──────── Records for this exercise ────────
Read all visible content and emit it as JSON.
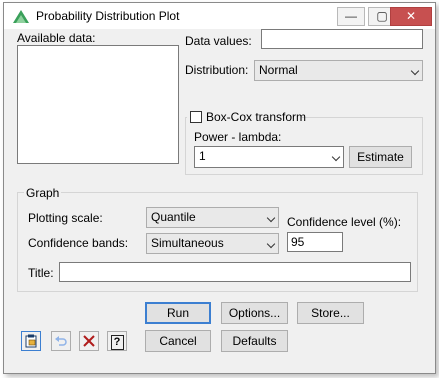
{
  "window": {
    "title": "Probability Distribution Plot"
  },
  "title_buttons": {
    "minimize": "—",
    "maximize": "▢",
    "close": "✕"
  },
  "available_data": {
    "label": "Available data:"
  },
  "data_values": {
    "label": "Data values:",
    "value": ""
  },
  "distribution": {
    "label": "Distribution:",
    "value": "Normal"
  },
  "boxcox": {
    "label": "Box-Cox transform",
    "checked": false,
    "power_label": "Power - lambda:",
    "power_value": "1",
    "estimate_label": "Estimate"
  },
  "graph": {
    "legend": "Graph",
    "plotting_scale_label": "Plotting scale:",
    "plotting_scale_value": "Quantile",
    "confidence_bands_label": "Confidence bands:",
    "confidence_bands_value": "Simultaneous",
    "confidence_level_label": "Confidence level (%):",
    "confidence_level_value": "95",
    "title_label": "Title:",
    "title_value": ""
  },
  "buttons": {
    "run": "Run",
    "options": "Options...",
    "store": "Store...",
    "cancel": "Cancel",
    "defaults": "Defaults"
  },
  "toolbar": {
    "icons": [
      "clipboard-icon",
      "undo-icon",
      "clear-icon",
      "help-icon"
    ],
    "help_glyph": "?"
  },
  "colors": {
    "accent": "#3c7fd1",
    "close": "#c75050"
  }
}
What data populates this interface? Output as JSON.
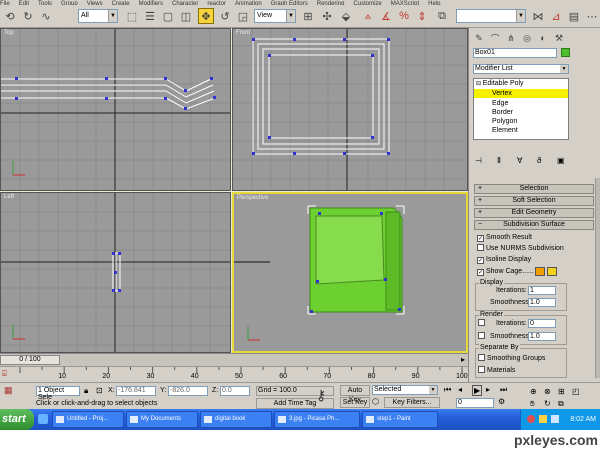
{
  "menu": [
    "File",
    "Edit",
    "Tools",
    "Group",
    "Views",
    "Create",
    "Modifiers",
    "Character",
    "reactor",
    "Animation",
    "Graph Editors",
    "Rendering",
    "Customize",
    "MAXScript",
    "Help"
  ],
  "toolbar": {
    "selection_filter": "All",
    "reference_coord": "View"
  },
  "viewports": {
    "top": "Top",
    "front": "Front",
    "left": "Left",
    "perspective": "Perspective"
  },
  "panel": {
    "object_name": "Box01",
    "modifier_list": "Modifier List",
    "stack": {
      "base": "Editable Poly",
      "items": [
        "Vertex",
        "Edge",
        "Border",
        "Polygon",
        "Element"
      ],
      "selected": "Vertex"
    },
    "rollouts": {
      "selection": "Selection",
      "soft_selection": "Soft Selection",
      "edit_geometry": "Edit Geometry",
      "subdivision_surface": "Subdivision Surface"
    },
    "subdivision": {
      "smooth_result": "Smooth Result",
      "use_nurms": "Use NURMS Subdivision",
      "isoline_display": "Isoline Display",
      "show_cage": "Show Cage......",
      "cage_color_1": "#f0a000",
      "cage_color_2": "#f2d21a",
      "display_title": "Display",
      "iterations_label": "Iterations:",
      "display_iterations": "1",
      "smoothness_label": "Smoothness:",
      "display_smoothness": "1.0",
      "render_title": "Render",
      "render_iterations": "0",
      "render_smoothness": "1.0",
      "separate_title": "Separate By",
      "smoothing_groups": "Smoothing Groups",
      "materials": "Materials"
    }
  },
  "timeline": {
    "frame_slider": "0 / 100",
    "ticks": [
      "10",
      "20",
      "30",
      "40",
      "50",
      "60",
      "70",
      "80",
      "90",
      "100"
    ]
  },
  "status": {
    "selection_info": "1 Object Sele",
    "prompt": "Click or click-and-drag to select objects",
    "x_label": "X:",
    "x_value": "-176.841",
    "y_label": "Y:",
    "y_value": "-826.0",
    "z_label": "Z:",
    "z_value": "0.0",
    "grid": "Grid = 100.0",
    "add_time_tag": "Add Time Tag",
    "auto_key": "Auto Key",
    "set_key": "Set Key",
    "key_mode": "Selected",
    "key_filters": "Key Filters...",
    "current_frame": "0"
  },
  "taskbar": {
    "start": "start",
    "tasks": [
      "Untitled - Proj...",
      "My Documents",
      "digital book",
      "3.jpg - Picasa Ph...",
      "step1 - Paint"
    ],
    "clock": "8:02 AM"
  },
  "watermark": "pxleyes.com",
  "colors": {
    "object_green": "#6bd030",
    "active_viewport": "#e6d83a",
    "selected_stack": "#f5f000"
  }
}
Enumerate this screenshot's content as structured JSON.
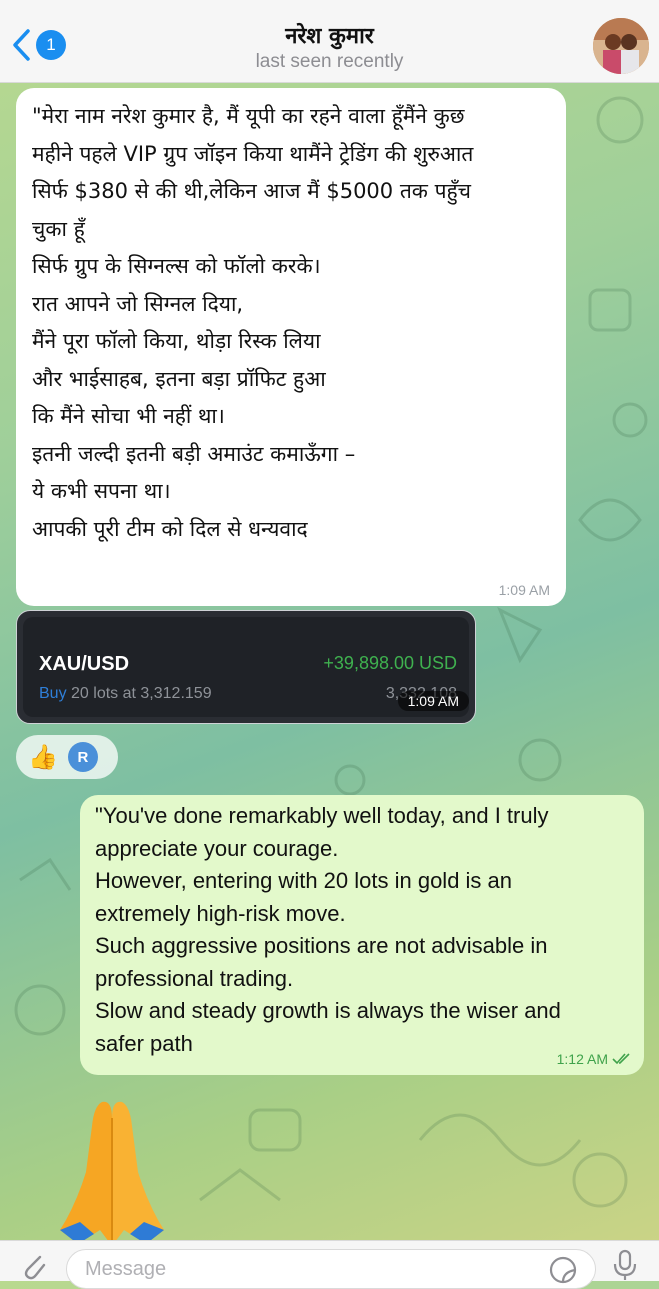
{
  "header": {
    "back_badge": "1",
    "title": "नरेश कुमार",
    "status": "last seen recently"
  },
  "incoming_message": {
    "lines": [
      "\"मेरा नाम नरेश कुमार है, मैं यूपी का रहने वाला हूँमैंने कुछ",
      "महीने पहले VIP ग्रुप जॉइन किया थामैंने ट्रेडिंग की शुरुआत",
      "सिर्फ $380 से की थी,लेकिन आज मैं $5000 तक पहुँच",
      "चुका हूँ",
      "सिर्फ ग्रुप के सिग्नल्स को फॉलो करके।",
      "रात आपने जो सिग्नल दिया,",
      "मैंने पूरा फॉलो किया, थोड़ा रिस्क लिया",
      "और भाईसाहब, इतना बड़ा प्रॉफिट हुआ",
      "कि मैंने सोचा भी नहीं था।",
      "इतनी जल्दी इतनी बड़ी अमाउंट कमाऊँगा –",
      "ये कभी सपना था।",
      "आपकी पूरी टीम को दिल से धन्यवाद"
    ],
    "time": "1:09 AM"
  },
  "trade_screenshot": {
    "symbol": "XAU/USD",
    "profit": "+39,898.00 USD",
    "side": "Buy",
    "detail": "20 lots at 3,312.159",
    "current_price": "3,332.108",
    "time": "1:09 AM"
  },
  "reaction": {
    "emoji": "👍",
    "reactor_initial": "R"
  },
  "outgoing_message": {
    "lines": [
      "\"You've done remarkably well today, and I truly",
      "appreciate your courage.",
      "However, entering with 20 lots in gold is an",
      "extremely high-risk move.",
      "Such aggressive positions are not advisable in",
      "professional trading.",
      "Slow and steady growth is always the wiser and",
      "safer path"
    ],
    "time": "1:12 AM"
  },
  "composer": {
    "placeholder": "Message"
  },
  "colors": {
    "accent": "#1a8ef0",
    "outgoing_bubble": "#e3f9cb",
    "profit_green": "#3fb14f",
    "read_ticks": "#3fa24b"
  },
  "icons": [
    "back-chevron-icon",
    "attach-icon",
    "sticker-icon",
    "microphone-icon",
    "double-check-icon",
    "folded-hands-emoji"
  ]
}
────────
▸ Your goal
Word for word, quote the lines above. Omit the pictures.

▸ Answer to the task
Read all visible content and emit it as JSON.
{
  "window": {
    "title": "Probability Distribution Plot"
  },
  "title_buttons": {
    "minimize": "—",
    "maximize": "▢",
    "close": "✕"
  },
  "available_data": {
    "label": "Available data:"
  },
  "data_values": {
    "label": "Data values:",
    "value": ""
  },
  "distribution": {
    "label": "Distribution:",
    "value": "Normal"
  },
  "boxcox": {
    "label": "Box-Cox transform",
    "checked": false,
    "power_label": "Power - lambda:",
    "power_value": "1",
    "estimate_label": "Estimate"
  },
  "graph": {
    "legend": "Graph",
    "plotting_scale_label": "Plotting scale:",
    "plotting_scale_value": "Quantile",
    "confidence_bands_label": "Confidence bands:",
    "confidence_bands_value": "Simultaneous",
    "confidence_level_label": "Confidence level (%):",
    "confidence_level_value": "95",
    "title_label": "Title:",
    "title_value": ""
  },
  "buttons": {
    "run": "Run",
    "options": "Options...",
    "store": "Store...",
    "cancel": "Cancel",
    "defaults": "Defaults"
  },
  "toolbar": {
    "icons": [
      "clipboard-icon",
      "undo-icon",
      "clear-icon",
      "help-icon"
    ],
    "help_glyph": "?"
  },
  "colors": {
    "accent": "#3c7fd1",
    "close": "#c75050"
  }
}
What data populates this interface? Output as JSON.
{
  "menu": [
    "File",
    "Edit",
    "Tools",
    "Group",
    "Views",
    "Create",
    "Modifiers",
    "Character",
    "reactor",
    "Animation",
    "Graph Editors",
    "Rendering",
    "Customize",
    "MAXScript",
    "Help"
  ],
  "toolbar": {
    "selection_filter": "All",
    "reference_coord": "View"
  },
  "viewports": {
    "top": "Top",
    "front": "Front",
    "left": "Left",
    "perspective": "Perspective"
  },
  "panel": {
    "object_name": "Box01",
    "modifier_list": "Modifier List",
    "stack": {
      "base": "Editable Poly",
      "items": [
        "Vertex",
        "Edge",
        "Border",
        "Polygon",
        "Element"
      ],
      "selected": "Vertex"
    },
    "rollouts": {
      "selection": "Selection",
      "soft_selection": "Soft Selection",
      "edit_geometry": "Edit Geometry",
      "subdivision_surface": "Subdivision Surface"
    },
    "subdivision": {
      "smooth_result": "Smooth Result",
      "use_nurms": "Use NURMS Subdivision",
      "isoline_display": "Isoline Display",
      "show_cage": "Show Cage......",
      "cage_color_1": "#f0a000",
      "cage_color_2": "#f2d21a",
      "display_title": "Display",
      "iterations_label": "Iterations:",
      "display_iterations": "1",
      "smoothness_label": "Smoothness:",
      "display_smoothness": "1.0",
      "render_title": "Render",
      "render_iterations": "0",
      "render_smoothness": "1.0",
      "separate_title": "Separate By",
      "smoothing_groups": "Smoothing Groups",
      "materials": "Materials"
    }
  },
  "timeline": {
    "frame_slider": "0 / 100",
    "ticks": [
      "10",
      "20",
      "30",
      "40",
      "50",
      "60",
      "70",
      "80",
      "90",
      "100"
    ]
  },
  "status": {
    "selection_info": "1 Object Sele",
    "prompt": "Click or click-and-drag to select objects",
    "x_label": "X:",
    "x_value": "-176.841",
    "y_label": "Y:",
    "y_value": "-826.0",
    "z_label": "Z:",
    "z_value": "0.0",
    "grid": "Grid = 100.0",
    "add_time_tag": "Add Time Tag",
    "auto_key": "Auto Key",
    "set_key": "Set Key",
    "key_mode": "Selected",
    "key_filters": "Key Filters...",
    "current_frame": "0"
  },
  "taskbar": {
    "start": "start",
    "tasks": [
      "Untitled - Proj...",
      "My Documents",
      "digital book",
      "3.jpg - Picasa Ph...",
      "step1 - Paint"
    ],
    "clock": "8:02 AM"
  },
  "watermark": "pxleyes.com",
  "colors": {
    "object_green": "#6bd030",
    "active_viewport": "#e6d83a",
    "selected_stack": "#f5f000"
  }
}
Enumerate this screenshot's content as structured JSON.
{
  "header": {
    "back_badge": "1",
    "title": "नरेश कुमार",
    "status": "last seen recently"
  },
  "incoming_message": {
    "lines": [
      "\"मेरा नाम नरेश कुमार है, मैं यूपी का रहने वाला हूँमैंने कुछ",
      "महीने पहले VIP ग्रुप जॉइन किया थामैंने ट्रेडिंग की शुरुआत",
      "सिर्फ $380 से की थी,लेकिन आज मैं $5000 तक पहुँच",
      "चुका हूँ",
      "सिर्फ ग्रुप के सिग्नल्स को फॉलो करके।",
      "रात आपने जो सिग्नल दिया,",
      "मैंने पूरा फॉलो किया, थोड़ा रिस्क लिया",
      "और भाईसाहब, इतना बड़ा प्रॉफिट हुआ",
      "कि मैंने सोचा भी नहीं था।",
      "इतनी जल्दी इतनी बड़ी अमाउंट कमाऊँगा –",
      "ये कभी सपना था।",
      "आपकी पूरी टीम को दिल से धन्यवाद"
    ],
    "time": "1:09 AM"
  },
  "trade_screenshot": {
    "symbol": "XAU/USD",
    "profit": "+39,898.00 USD",
    "side": "Buy",
    "detail": "20 lots at 3,312.159",
    "current_price": "3,332.108",
    "time": "1:09 AM"
  },
  "reaction": {
    "emoji": "👍",
    "reactor_initial": "R"
  },
  "outgoing_message": {
    "lines": [
      "\"You've done remarkably well today, and I truly",
      "appreciate your courage.",
      "However, entering with 20 lots in gold is an",
      "extremely high-risk move.",
      "Such aggressive positions are not advisable in",
      "professional trading.",
      "Slow and steady growth is always the wiser and",
      "safer path"
    ],
    "time": "1:12 AM"
  },
  "composer": {
    "placeholder": "Message"
  },
  "colors": {
    "accent": "#1a8ef0",
    "outgoing_bubble": "#e3f9cb",
    "profit_green": "#3fb14f",
    "read_ticks": "#3fa24b"
  },
  "icons": [
    "back-chevron-icon",
    "attach-icon",
    "sticker-icon",
    "microphone-icon",
    "double-check-icon",
    "folded-hands-emoji"
  ]
}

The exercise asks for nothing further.